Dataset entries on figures
####

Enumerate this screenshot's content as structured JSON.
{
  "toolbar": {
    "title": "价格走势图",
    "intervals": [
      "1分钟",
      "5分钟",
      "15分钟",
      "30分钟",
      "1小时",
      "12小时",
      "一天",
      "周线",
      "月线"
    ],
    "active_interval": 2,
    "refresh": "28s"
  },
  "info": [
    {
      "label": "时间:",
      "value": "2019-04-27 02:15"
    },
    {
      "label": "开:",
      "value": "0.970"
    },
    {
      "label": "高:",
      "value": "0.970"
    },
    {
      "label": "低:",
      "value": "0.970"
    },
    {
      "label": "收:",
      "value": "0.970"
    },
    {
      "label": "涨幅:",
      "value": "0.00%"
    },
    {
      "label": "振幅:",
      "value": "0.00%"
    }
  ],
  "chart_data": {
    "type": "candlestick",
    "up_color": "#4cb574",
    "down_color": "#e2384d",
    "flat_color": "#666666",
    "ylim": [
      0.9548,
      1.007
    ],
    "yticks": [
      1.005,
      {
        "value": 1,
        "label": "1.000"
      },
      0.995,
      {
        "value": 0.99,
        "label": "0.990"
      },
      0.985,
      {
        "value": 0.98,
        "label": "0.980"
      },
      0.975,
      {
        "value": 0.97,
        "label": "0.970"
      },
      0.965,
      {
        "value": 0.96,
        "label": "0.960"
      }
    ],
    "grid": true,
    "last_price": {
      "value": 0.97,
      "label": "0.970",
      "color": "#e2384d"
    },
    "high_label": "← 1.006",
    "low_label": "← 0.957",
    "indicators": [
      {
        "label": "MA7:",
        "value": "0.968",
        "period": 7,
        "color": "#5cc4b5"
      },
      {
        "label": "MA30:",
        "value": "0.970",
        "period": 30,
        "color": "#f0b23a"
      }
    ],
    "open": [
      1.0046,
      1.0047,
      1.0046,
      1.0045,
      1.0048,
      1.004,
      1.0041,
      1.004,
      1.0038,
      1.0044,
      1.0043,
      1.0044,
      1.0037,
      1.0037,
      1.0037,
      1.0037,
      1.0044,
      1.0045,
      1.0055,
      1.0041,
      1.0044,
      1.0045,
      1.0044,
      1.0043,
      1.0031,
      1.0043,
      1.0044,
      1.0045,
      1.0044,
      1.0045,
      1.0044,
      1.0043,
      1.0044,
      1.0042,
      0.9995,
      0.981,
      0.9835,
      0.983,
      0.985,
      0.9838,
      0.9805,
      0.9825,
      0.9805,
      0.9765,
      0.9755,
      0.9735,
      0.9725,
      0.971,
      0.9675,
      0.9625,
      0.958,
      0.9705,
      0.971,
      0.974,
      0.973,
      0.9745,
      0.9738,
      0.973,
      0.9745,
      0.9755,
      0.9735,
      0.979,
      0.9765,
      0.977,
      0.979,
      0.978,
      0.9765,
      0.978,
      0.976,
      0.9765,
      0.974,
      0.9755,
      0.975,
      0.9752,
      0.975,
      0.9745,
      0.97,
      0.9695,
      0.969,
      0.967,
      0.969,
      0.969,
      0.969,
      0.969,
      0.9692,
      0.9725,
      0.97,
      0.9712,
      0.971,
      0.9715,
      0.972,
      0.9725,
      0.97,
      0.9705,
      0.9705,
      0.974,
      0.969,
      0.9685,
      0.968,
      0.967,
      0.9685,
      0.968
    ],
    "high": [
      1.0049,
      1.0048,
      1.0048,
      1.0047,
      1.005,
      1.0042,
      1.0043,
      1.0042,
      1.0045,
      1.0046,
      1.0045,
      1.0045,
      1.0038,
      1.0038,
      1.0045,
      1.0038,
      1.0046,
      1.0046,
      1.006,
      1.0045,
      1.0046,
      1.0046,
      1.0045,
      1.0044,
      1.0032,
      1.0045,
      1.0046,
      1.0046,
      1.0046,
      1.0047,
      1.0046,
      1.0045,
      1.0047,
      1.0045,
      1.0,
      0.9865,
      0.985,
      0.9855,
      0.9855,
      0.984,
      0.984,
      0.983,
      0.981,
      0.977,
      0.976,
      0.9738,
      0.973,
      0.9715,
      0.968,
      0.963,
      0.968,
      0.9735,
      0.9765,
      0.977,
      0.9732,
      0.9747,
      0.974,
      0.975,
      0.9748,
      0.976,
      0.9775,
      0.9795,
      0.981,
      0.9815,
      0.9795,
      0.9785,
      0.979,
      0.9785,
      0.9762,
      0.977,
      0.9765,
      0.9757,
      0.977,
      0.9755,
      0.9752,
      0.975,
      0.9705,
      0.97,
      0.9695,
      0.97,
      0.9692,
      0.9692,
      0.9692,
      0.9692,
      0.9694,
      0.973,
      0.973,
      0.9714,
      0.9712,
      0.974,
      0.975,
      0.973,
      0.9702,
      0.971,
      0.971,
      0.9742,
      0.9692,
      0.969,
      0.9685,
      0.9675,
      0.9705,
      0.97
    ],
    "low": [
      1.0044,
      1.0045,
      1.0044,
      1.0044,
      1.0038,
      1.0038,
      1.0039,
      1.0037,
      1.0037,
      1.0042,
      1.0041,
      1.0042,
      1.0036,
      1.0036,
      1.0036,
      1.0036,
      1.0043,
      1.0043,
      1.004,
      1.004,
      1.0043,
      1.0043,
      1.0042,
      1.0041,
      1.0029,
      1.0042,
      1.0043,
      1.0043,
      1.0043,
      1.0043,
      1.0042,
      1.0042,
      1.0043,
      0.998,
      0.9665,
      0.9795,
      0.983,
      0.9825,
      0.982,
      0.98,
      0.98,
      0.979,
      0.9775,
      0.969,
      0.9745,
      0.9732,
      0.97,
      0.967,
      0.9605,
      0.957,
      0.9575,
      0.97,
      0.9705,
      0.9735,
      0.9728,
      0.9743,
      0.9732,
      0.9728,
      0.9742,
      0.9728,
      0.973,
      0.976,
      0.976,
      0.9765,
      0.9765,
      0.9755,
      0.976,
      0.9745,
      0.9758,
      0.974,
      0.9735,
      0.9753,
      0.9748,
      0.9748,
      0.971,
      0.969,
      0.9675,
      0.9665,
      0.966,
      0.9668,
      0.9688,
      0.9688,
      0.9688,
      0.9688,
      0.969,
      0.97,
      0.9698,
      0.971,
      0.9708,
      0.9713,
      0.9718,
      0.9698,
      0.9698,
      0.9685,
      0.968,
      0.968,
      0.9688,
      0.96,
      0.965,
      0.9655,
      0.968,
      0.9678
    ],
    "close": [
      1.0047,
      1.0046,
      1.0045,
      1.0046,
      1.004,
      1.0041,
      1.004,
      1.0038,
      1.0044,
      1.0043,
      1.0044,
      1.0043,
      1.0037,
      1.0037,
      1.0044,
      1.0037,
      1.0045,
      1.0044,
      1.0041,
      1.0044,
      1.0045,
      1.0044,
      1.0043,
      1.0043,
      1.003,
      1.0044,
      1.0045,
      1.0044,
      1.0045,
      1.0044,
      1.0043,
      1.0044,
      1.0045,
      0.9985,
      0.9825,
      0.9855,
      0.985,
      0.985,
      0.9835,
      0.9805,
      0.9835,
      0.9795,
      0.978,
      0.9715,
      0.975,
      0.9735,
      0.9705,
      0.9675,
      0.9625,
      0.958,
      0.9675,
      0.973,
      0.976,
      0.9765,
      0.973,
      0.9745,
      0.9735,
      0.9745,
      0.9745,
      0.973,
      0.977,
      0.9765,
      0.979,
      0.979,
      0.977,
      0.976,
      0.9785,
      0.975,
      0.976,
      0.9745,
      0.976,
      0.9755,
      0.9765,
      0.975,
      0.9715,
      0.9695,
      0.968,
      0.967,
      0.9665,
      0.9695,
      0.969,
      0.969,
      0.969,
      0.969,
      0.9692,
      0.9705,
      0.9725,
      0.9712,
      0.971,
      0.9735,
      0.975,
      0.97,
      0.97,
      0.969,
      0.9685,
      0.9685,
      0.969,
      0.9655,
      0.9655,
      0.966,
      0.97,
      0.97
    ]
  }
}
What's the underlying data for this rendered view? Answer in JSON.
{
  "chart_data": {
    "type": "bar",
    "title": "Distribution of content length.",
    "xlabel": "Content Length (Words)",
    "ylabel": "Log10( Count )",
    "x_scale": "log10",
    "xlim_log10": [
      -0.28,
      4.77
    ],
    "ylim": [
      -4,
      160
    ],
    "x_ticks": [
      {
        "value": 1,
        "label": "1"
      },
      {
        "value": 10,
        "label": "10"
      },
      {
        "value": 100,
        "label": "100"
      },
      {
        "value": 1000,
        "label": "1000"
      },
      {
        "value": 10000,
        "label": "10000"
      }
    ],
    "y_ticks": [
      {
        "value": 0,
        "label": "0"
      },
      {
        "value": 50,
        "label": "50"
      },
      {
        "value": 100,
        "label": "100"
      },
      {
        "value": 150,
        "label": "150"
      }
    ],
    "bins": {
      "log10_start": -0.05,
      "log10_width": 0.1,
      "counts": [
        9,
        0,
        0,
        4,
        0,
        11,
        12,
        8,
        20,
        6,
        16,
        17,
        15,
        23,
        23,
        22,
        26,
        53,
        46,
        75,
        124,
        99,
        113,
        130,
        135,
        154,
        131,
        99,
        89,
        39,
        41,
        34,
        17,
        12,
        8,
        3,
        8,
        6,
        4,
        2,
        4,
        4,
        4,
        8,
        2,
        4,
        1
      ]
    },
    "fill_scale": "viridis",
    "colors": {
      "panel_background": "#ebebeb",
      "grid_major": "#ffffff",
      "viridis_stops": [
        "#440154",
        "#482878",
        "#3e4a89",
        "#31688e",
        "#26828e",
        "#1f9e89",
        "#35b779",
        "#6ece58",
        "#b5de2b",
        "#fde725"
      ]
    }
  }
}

####

Wherever the string "this" appears in the entries above, list that line.

Enumerate this screenshot's content as structured JSON.
What's the underlying data for this rendered view? Answer in JSON.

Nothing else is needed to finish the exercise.